**What you will do**
Retype all the data word for word.

==*==

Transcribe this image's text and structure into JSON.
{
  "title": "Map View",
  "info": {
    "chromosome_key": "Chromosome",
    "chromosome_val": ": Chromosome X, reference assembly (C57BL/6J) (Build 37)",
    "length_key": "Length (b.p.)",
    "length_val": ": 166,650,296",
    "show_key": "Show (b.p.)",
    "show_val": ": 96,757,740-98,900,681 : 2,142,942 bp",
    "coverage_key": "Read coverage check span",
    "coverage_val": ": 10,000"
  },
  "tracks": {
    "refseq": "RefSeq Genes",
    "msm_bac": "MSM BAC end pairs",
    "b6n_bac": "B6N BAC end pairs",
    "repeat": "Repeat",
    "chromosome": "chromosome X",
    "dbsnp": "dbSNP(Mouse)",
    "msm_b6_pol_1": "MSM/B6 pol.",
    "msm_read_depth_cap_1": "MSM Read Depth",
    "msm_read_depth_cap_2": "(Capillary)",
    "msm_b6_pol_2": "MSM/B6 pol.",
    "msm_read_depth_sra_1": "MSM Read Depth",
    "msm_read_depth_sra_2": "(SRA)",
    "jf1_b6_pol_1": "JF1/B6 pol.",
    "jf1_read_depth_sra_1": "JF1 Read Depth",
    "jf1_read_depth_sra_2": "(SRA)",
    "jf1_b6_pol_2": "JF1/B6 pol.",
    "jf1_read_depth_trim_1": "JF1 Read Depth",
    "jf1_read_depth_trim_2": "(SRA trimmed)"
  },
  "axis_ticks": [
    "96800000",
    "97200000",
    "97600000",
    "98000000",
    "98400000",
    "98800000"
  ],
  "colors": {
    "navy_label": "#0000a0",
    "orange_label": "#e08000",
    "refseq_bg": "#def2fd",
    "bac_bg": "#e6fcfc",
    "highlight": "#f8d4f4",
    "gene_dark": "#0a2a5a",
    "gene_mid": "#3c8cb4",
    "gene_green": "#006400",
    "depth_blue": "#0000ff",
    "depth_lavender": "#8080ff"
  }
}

==*==

**Finished exercise**
Transcribe this image's text and structure into JSON.
{
  "title": "Map View",
  "info": {
    "chromosome_key": "Chromosome",
    "chromosome_val": ": Chromosome X, reference assembly (C57BL/6J) (Build 37)",
    "length_key": "Length (b.p.)",
    "length_val": ": 166,650,296",
    "show_key": "Show (b.p.)",
    "show_val": ": 96,757,740-98,900,681 : 2,142,942 bp",
    "coverage_key": "Read coverage check span",
    "coverage_val": ": 10,000"
  },
  "tracks": {
    "refseq": "RefSeq Genes",
    "msm_bac": "MSM BAC end pairs",
    "b6n_bac": "B6N BAC end pairs",
    "repeat": "Repeat",
    "chromosome": "chromosome X",
    "dbsnp": "dbSNP(Mouse)",
    "msm_b6_pol_1": "MSM/B6 pol.",
    "msm_read_depth_cap_1": "MSM Read Depth",
    "msm_read_depth_cap_2": "(Capillary)",
    "msm_b6_pol_2": "MSM/B6 pol.",
    "msm_read_depth_sra_1": "MSM Read Depth",
    "msm_read_depth_sra_2": "(SRA)",
    "jf1_b6_pol_1": "JF1/B6 pol.",
    "jf1_read_depth_sra_1": "JF1 Read Depth",
    "jf1_read_depth_sra_2": "(SRA)",
    "jf1_b6_pol_2": "JF1/B6 pol.",
    "jf1_read_depth_trim_1": "JF1 Read Depth",
    "jf1_read_depth_trim_2": "(SRA trimmed)"
  },
  "axis_ticks": [
    "96800000",
    "97200000",
    "97600000",
    "98000000",
    "98400000",
    "98800000"
  ],
  "colors": {
    "navy_label": "#0000a0",
    "orange_label": "#e08000",
    "refseq_bg": "#def2fd",
    "bac_bg": "#e6fcfc",
    "highlight": "#f8d4f4",
    "gene_dark": "#0a2a5a",
    "gene_mid": "#3c8cb4",
    "gene_green": "#006400",
    "depth_blue": "#0000ff",
    "depth_lavender": "#8080ff"
  }
}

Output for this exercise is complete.